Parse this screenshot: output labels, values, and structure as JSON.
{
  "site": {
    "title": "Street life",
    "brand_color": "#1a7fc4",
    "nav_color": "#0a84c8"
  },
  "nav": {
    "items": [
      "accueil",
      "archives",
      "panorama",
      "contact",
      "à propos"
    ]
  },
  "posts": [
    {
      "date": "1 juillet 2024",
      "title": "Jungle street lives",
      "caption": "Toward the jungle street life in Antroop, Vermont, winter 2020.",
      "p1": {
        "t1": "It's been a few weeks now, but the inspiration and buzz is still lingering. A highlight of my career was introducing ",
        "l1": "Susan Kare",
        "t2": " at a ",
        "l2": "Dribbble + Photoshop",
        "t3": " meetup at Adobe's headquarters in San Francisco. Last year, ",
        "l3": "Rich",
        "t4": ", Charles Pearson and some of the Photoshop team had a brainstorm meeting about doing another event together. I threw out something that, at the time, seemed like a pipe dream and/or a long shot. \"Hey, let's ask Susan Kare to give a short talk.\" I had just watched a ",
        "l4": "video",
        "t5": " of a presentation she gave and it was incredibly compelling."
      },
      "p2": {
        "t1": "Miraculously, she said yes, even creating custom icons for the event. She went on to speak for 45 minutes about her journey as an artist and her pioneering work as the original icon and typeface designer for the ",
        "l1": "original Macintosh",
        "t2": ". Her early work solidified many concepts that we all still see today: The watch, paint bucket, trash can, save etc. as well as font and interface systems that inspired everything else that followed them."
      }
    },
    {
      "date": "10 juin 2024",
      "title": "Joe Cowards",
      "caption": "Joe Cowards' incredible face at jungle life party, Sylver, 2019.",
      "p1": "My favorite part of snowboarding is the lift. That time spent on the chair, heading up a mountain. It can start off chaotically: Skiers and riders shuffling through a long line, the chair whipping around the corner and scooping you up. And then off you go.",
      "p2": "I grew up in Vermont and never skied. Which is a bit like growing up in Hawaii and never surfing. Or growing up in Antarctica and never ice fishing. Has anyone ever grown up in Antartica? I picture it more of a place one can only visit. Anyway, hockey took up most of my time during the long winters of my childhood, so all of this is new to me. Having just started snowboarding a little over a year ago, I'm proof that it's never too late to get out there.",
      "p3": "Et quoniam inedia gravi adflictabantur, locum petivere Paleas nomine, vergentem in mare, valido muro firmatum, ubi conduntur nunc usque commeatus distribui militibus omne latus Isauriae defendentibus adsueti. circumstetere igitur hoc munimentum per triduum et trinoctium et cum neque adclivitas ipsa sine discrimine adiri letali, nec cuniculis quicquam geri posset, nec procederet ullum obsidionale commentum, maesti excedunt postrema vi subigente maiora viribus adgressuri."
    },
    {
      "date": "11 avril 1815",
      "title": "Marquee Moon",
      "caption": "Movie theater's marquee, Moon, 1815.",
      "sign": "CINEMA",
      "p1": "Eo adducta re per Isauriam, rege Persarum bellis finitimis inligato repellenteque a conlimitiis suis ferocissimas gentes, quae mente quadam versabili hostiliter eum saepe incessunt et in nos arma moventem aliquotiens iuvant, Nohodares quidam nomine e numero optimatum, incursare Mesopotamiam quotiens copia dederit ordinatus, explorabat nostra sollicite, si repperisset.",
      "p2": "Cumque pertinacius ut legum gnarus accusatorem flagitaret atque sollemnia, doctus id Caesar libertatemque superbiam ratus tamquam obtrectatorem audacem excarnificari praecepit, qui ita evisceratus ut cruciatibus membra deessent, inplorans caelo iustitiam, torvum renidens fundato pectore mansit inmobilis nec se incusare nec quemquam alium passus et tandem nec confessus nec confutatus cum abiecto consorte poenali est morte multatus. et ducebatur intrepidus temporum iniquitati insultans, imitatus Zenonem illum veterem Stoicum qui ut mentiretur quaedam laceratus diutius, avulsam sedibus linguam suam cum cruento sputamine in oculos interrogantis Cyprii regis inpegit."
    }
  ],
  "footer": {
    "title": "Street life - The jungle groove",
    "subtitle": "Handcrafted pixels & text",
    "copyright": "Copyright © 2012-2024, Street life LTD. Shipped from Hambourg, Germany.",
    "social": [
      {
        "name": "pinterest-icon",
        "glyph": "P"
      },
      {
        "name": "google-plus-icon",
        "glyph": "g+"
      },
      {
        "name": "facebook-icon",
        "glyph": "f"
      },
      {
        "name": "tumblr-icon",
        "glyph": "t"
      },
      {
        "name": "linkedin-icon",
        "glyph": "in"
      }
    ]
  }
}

******

» To do
Go through the entries and repeat each one exactly.

» Result of the task
Parse this screenshot: output labels, values, and structure as JSON.
{
  "site": {
    "title": "Street life",
    "brand_color": "#1a7fc4",
    "nav_color": "#0a84c8"
  },
  "nav": {
    "items": [
      "accueil",
      "archives",
      "panorama",
      "contact",
      "à propos"
    ]
  },
  "posts": [
    {
      "date": "1 juillet 2024",
      "title": "Jungle street lives",
      "caption": "Toward the jungle street life in Antroop, Vermont, winter 2020.",
      "p1": {
        "t1": "It's been a few weeks now, but the inspiration and buzz is still lingering. A highlight of my career was introducing ",
        "l1": "Susan Kare",
        "t2": " at a ",
        "l2": "Dribbble + Photoshop",
        "t3": " meetup at Adobe's headquarters in San Francisco. Last year, ",
        "l3": "Rich",
        "t4": ", Charles Pearson and some of the Photoshop team had a brainstorm meeting about doing another event together. I threw out something that, at the time, seemed like a pipe dream and/or a long shot. \"Hey, let's ask Susan Kare to give a short talk.\" I had just watched a ",
        "l4": "video",
        "t5": " of a presentation she gave and it was incredibly compelling."
      },
      "p2": {
        "t1": "Miraculously, she said yes, even creating custom icons for the event. She went on to speak for 45 minutes about her journey as an artist and her pioneering work as the original icon and typeface designer for the ",
        "l1": "original Macintosh",
        "t2": ". Her early work solidified many concepts that we all still see today: The watch, paint bucket, trash can, save etc. as well as font and interface systems that inspired everything else that followed them."
      }
    },
    {
      "date": "10 juin 2024",
      "title": "Joe Cowards",
      "caption": "Joe Cowards' incredible face at jungle life party, Sylver, 2019.",
      "p1": "My favorite part of snowboarding is the lift. That time spent on the chair, heading up a mountain. It can start off chaotically: Skiers and riders shuffling through a long line, the chair whipping around the corner and scooping you up. And then off you go.",
      "p2": "I grew up in Vermont and never skied. Which is a bit like growing up in Hawaii and never surfing. Or growing up in Antarctica and never ice fishing. Has anyone ever grown up in Antartica? I picture it more of a place one can only visit. Anyway, hockey took up most of my time during the long winters of my childhood, so all of this is new to me. Having just started snowboarding a little over a year ago, I'm proof that it's never too late to get out there.",
      "p3": "Et quoniam inedia gravi adflictabantur, locum petivere Paleas nomine, vergentem in mare, valido muro firmatum, ubi conduntur nunc usque commeatus distribui militibus omne latus Isauriae defendentibus adsueti. circumstetere igitur hoc munimentum per triduum et trinoctium et cum neque adclivitas ipsa sine discrimine adiri letali, nec cuniculis quicquam geri posset, nec procederet ullum obsidionale commentum, maesti excedunt postrema vi subigente maiora viribus adgressuri."
    },
    {
      "date": "11 avril 1815",
      "title": "Marquee Moon",
      "caption": "Movie theater's marquee, Moon, 1815.",
      "sign": "CINEMA",
      "p1": "Eo adducta re per Isauriam, rege Persarum bellis finitimis inligato repellenteque a conlimitiis suis ferocissimas gentes, quae mente quadam versabili hostiliter eum saepe incessunt et in nos arma moventem aliquotiens iuvant, Nohodares quidam nomine e numero optimatum, incursare Mesopotamiam quotiens copia dederit ordinatus, explorabat nostra sollicite, si repperisset.",
      "p2": "Cumque pertinacius ut legum gnarus accusatorem flagitaret atque sollemnia, doctus id Caesar libertatemque superbiam ratus tamquam obtrectatorem audacem excarnificari praecepit, qui ita evisceratus ut cruciatibus membra deessent, inplorans caelo iustitiam, torvum renidens fundato pectore mansit inmobilis nec se incusare nec quemquam alium passus et tandem nec confessus nec confutatus cum abiecto consorte poenali est morte multatus. et ducebatur intrepidus temporum iniquitati insultans, imitatus Zenonem illum veterem Stoicum qui ut mentiretur quaedam laceratus diutius, avulsam sedibus linguam suam cum cruento sputamine in oculos interrogantis Cyprii regis inpegit."
    }
  ],
  "footer": {
    "title": "Street life - The jungle groove",
    "subtitle": "Handcrafted pixels & text",
    "copyright": "Copyright © 2012-2024, Street life LTD. Shipped from Hambourg, Germany.",
    "social": [
      {
        "name": "pinterest-icon",
        "glyph": "P"
      },
      {
        "name": "google-plus-icon",
        "glyph": "g+"
      },
      {
        "name": "facebook-icon",
        "glyph": "f"
      },
      {
        "name": "tumblr-icon",
        "glyph": "t"
      },
      {
        "name": "linkedin-icon",
        "glyph": "in"
      }
    ]
  }
}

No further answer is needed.